[Start of Stored rows]
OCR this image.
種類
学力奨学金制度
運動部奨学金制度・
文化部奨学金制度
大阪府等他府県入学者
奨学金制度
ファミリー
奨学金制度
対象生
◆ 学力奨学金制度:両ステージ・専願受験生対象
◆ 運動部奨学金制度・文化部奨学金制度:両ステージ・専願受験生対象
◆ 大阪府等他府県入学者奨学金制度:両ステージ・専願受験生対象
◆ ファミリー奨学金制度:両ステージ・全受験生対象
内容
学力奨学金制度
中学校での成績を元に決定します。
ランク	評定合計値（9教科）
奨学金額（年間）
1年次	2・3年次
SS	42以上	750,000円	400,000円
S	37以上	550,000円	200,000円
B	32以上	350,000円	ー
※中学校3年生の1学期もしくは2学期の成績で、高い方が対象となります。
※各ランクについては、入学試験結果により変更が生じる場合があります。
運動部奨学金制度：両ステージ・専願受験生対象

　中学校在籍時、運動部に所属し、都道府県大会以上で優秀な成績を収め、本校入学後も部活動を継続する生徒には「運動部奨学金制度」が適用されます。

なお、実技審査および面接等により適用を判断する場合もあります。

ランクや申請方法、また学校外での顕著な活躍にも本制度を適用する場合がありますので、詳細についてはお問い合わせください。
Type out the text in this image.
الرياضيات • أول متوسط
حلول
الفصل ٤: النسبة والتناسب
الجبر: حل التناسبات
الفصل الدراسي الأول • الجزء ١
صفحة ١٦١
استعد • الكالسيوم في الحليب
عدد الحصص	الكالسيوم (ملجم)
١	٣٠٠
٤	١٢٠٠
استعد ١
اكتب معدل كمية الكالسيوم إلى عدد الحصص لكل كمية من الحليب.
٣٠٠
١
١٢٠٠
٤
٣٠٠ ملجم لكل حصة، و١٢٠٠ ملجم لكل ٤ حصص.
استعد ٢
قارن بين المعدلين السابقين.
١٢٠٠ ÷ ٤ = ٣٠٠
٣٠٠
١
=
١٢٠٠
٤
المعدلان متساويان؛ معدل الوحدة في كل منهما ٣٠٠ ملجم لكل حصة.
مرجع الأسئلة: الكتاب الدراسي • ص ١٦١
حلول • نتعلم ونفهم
[End of Stored rows]
Nothing should be changed: write out all of the data as is.

OCR this image.
種類
学力奨学金制度
運動部奨学金制度・
文化部奨学金制度
大阪府等他府県入学者
奨学金制度
ファミリー
奨学金制度
対象生
◆ 学力奨学金制度:両ステージ・専願受験生対象
◆ 運動部奨学金制度・文化部奨学金制度:両ステージ・専願受験生対象
◆ 大阪府等他府県入学者奨学金制度:両ステージ・専願受験生対象
◆ ファミリー奨学金制度:両ステージ・全受験生対象
内容
学力奨学金制度
中学校での成績を元に決定します。
ランク	評定合計値（9教科）
奨学金額（年間）
1年次	2・3年次
SS	42以上	750,000円	400,000円
S	37以上	550,000円	200,000円
B	32以上	350,000円	ー
※中学校3年生の1学期もしくは2学期の成績で、高い方が対象となります。
※各ランクについては、入学試験結果により変更が生じる場合があります。
運動部奨学金制度：両ステージ・専願受験生対象

　中学校在籍時、運動部に所属し、都道府県大会以上で優秀な成績を収め、本校入学後も部活動を継続する生徒には「運動部奨学金制度」が適用されます。

なお、実技審査および面接等により適用を判断する場合もあります。

ランクや申請方法、また学校外での顕著な活躍にも本制度を適用する場合がありますので、詳細についてはお問い合わせください。
Type out the text in this image.
الرياضيات • أول متوسط
حلول
الفصل ٤: النسبة والتناسب
الجبر: حل التناسبات
الفصل الدراسي الأول • الجزء ١
صفحة ١٦١
استعد • الكالسيوم في الحليب
عدد الحصص	الكالسيوم (ملجم)
١	٣٠٠
٤	١٢٠٠
استعد ١
اكتب معدل كمية الكالسيوم إلى عدد الحصص لكل كمية من الحليب.
٣٠٠
١
١٢٠٠
٤
٣٠٠ ملجم لكل حصة، و١٢٠٠ ملجم لكل ٤ حصص.
استعد ٢
قارن بين المعدلين السابقين.
١٢٠٠ ÷ ٤ = ٣٠٠
٣٠٠
١
=
١٢٠٠
٤
المعدلان متساويان؛ معدل الوحدة في كل منهما ٣٠٠ ملجم لكل حصة.
مرجع الأسئلة: الكتاب الدراسي • ص ١٦١
حلول • نتعلم ونفهم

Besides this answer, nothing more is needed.